== Input

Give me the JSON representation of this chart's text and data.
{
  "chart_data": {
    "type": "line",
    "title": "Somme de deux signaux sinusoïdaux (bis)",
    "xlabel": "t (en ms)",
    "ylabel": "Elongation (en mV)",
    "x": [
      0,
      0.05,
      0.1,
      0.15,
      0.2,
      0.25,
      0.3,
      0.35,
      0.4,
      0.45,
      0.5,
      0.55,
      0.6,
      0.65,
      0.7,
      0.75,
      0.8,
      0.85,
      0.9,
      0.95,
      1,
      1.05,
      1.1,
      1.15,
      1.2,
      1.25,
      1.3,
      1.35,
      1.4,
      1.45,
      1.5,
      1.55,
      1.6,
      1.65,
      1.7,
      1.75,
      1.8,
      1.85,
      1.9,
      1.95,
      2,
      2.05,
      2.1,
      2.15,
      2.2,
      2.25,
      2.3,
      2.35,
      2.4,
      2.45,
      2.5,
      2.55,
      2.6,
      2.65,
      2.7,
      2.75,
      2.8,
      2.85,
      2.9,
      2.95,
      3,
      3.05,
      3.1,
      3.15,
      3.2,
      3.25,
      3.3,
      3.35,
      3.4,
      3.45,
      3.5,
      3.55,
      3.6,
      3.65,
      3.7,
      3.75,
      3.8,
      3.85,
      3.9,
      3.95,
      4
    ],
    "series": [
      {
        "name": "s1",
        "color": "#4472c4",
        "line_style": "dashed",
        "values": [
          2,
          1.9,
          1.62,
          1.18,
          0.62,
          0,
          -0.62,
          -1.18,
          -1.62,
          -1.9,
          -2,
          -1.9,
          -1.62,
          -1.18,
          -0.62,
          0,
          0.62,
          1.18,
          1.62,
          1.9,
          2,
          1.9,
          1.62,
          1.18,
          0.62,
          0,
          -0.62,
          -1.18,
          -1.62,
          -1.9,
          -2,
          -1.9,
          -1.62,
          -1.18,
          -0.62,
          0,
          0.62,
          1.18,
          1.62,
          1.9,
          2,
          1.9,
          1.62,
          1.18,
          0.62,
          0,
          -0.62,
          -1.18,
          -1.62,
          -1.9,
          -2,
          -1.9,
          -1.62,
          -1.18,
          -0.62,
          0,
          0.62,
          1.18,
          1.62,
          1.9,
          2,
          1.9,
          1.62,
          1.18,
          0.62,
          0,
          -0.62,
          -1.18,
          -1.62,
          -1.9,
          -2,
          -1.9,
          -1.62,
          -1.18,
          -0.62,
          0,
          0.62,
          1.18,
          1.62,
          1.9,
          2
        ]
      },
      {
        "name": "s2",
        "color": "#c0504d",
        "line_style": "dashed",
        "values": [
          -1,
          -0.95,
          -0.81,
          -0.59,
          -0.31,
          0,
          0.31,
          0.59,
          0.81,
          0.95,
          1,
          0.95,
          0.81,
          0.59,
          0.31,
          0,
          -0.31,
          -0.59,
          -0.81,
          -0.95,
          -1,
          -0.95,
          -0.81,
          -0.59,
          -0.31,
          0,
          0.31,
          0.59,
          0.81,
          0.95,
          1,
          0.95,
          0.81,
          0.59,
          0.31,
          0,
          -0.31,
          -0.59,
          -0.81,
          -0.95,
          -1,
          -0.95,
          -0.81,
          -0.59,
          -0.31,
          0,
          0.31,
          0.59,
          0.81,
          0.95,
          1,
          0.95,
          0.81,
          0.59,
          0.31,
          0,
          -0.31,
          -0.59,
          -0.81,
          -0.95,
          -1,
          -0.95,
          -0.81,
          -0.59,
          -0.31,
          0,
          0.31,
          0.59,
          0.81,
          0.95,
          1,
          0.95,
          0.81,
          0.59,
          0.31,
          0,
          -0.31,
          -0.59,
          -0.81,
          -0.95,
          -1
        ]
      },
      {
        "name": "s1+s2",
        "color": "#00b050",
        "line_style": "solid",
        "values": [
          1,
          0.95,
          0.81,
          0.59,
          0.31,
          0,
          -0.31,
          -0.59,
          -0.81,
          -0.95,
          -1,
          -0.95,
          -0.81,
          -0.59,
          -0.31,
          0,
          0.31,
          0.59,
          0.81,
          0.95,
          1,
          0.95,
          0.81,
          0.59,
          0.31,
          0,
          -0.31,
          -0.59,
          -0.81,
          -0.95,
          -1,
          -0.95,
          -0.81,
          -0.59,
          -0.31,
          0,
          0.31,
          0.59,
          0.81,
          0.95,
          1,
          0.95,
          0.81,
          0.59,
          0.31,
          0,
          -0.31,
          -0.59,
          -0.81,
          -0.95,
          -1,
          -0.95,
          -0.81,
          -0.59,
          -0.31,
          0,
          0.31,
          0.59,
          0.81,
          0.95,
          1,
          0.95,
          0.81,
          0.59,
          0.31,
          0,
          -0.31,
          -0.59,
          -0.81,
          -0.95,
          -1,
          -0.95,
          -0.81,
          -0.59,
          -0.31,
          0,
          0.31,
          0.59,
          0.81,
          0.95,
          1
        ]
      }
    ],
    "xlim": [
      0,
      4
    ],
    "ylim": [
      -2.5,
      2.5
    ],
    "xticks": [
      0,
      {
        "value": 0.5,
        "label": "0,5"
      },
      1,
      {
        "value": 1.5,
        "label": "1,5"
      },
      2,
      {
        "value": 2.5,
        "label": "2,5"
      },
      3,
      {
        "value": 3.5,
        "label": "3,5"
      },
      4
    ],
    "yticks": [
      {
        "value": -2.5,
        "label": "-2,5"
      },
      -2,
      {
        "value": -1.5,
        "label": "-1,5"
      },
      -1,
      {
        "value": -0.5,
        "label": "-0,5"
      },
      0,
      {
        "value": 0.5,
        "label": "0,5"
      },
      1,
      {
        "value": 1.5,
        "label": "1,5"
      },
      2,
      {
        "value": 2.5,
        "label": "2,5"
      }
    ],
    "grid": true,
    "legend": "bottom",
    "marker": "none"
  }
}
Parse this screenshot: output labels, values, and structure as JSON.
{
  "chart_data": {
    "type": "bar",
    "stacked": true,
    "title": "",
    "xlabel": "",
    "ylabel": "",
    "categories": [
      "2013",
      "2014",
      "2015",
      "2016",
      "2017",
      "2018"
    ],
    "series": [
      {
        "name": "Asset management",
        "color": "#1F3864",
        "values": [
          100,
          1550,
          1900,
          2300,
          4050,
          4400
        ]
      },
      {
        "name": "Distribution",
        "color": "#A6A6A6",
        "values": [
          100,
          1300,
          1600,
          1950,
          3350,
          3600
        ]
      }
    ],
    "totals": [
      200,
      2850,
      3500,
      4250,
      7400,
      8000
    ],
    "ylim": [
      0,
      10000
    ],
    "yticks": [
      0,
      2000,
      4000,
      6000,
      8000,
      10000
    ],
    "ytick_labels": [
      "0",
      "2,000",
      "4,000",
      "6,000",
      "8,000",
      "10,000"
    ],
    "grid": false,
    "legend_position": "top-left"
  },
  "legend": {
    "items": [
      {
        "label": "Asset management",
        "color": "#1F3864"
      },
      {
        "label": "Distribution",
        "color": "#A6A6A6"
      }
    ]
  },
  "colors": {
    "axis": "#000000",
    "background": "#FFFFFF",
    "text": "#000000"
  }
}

====

» Objective
Scan the listing above for the word "Asset" and show each line where it is found.

» Final result
        "name": "Asset management",
        "label": "Asset management",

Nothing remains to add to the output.